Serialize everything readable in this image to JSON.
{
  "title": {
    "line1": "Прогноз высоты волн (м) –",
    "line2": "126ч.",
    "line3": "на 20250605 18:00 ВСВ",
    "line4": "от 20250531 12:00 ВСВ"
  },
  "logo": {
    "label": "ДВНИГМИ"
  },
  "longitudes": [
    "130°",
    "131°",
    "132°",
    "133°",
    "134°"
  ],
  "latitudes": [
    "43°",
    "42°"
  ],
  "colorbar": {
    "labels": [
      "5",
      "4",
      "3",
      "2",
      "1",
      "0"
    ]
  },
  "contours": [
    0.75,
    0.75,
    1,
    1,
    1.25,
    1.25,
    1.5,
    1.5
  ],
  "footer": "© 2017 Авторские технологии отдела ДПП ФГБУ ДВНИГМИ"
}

= = =

Prompt
Copy the records above exactly as they appear.

Result of the task
Serialize everything readable in this image to JSON.
{
  "title": {
    "line1": "Прогноз высоты волн (м) –",
    "line2": "126ч.",
    "line3": "на 20250605 18:00 ВСВ",
    "line4": "от 20250531 12:00 ВСВ"
  },
  "logo": {
    "label": "ДВНИГМИ"
  },
  "longitudes": [
    "130°",
    "131°",
    "132°",
    "133°",
    "134°"
  ],
  "latitudes": [
    "43°",
    "42°"
  ],
  "colorbar": {
    "labels": [
      "5",
      "4",
      "3",
      "2",
      "1",
      "0"
    ]
  },
  "contours": [
    0.75,
    0.75,
    1,
    1,
    1.25,
    1.25,
    1.5,
    1.5
  ],
  "footer": "© 2017 Авторские технологии отдела ДПП ФГБУ ДВНИГМИ"
}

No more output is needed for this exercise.